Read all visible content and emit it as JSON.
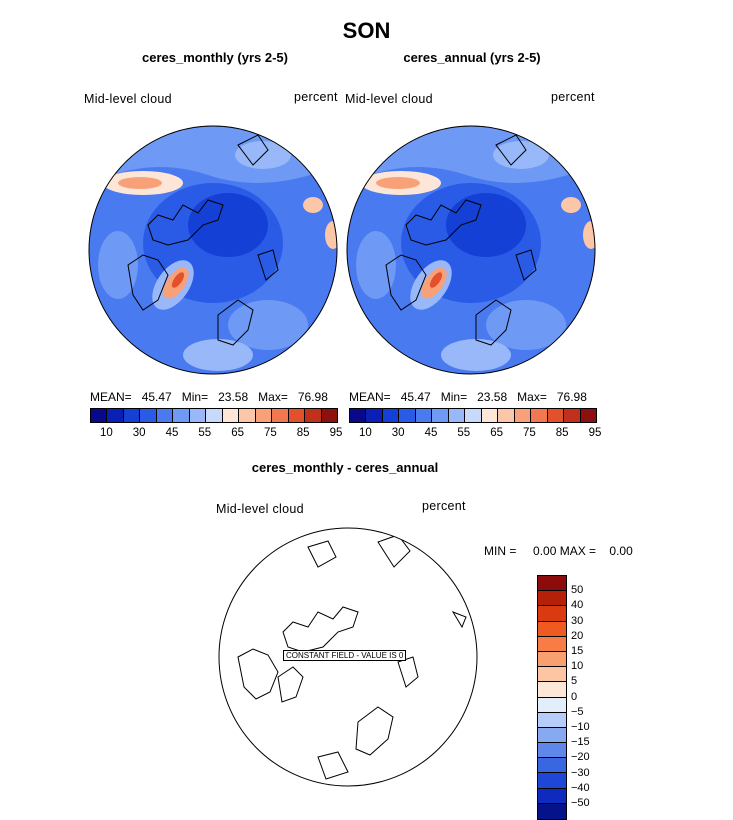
{
  "title": "SON",
  "panels": [
    {
      "title": "ceres_monthly (yrs 2-5)",
      "field_label": "Mid-level cloud",
      "units": "percent",
      "stats": {
        "mean_label": "MEAN=",
        "mean": "45.47",
        "min_label": "Min=",
        "min": "23.58",
        "max_label": "Max=",
        "max": "76.98"
      }
    },
    {
      "title": "ceres_annual (yrs 2-5)",
      "field_label": "Mid-level cloud",
      "units": "percent",
      "stats": {
        "mean_label": "MEAN=",
        "mean": "45.47",
        "min_label": "Min=",
        "min": "23.58",
        "max_label": "Max=",
        "max": "76.98"
      }
    }
  ],
  "colorbar": {
    "colors": [
      "#08088a",
      "#0a1fb5",
      "#1440d6",
      "#2a5be6",
      "#4a7af0",
      "#6e99f5",
      "#98b8fa",
      "#c7dafc",
      "#fde6d8",
      "#fbc7a8",
      "#f8a078",
      "#f17850",
      "#e2502c",
      "#c0301a",
      "#8c1010"
    ],
    "ticks": [
      "10",
      "30",
      "45",
      "55",
      "65",
      "75",
      "85",
      "95"
    ]
  },
  "diff_panel": {
    "title": "ceres_monthly - ceres_annual",
    "field_label": "Mid-level cloud",
    "units": "percent",
    "stats": {
      "min_label": "MIN =",
      "min": "0.00",
      "max_label": "MAX =",
      "max": "0.00"
    },
    "constant_label": "CONSTANT FIELD - VALUE IS 0",
    "colorbar": {
      "colors": [
        "#8c0c0c",
        "#b52008",
        "#d93a10",
        "#ef5a20",
        "#f77c45",
        "#f9a070",
        "#fcc6a4",
        "#fde8d8",
        "#e3eefc",
        "#b6cdfa",
        "#87a9f2",
        "#5f87ea",
        "#3a66e2",
        "#1f47d6",
        "#0e2bbd",
        "#05138a"
      ],
      "ticks": [
        "50",
        "40",
        "30",
        "20",
        "15",
        "10",
        "5",
        "0",
        "−5",
        "−10",
        "−15",
        "−20",
        "−30",
        "−40",
        "−50"
      ]
    }
  }
}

• PROBLEM STATEMENT
Please set down each line of the data above exactly as written, without the pictures.

• REPLY
Read all visible content and emit it as JSON.
{
  "title": "SON",
  "panels": [
    {
      "title": "ceres_monthly (yrs 2-5)",
      "field_label": "Mid-level cloud",
      "units": "percent",
      "stats": {
        "mean_label": "MEAN=",
        "mean": "45.47",
        "min_label": "Min=",
        "min": "23.58",
        "max_label": "Max=",
        "max": "76.98"
      }
    },
    {
      "title": "ceres_annual (yrs 2-5)",
      "field_label": "Mid-level cloud",
      "units": "percent",
      "stats": {
        "mean_label": "MEAN=",
        "mean": "45.47",
        "min_label": "Min=",
        "min": "23.58",
        "max_label": "Max=",
        "max": "76.98"
      }
    }
  ],
  "colorbar": {
    "colors": [
      "#08088a",
      "#0a1fb5",
      "#1440d6",
      "#2a5be6",
      "#4a7af0",
      "#6e99f5",
      "#98b8fa",
      "#c7dafc",
      "#fde6d8",
      "#fbc7a8",
      "#f8a078",
      "#f17850",
      "#e2502c",
      "#c0301a",
      "#8c1010"
    ],
    "ticks": [
      "10",
      "30",
      "45",
      "55",
      "65",
      "75",
      "85",
      "95"
    ]
  },
  "diff_panel": {
    "title": "ceres_monthly - ceres_annual",
    "field_label": "Mid-level cloud",
    "units": "percent",
    "stats": {
      "min_label": "MIN =",
      "min": "0.00",
      "max_label": "MAX =",
      "max": "0.00"
    },
    "constant_label": "CONSTANT FIELD - VALUE IS 0",
    "colorbar": {
      "colors": [
        "#8c0c0c",
        "#b52008",
        "#d93a10",
        "#ef5a20",
        "#f77c45",
        "#f9a070",
        "#fcc6a4",
        "#fde8d8",
        "#e3eefc",
        "#b6cdfa",
        "#87a9f2",
        "#5f87ea",
        "#3a66e2",
        "#1f47d6",
        "#0e2bbd",
        "#05138a"
      ],
      "ticks": [
        "50",
        "40",
        "30",
        "20",
        "15",
        "10",
        "5",
        "0",
        "−5",
        "−10",
        "−15",
        "−20",
        "−30",
        "−40",
        "−50"
      ]
    }
  }
}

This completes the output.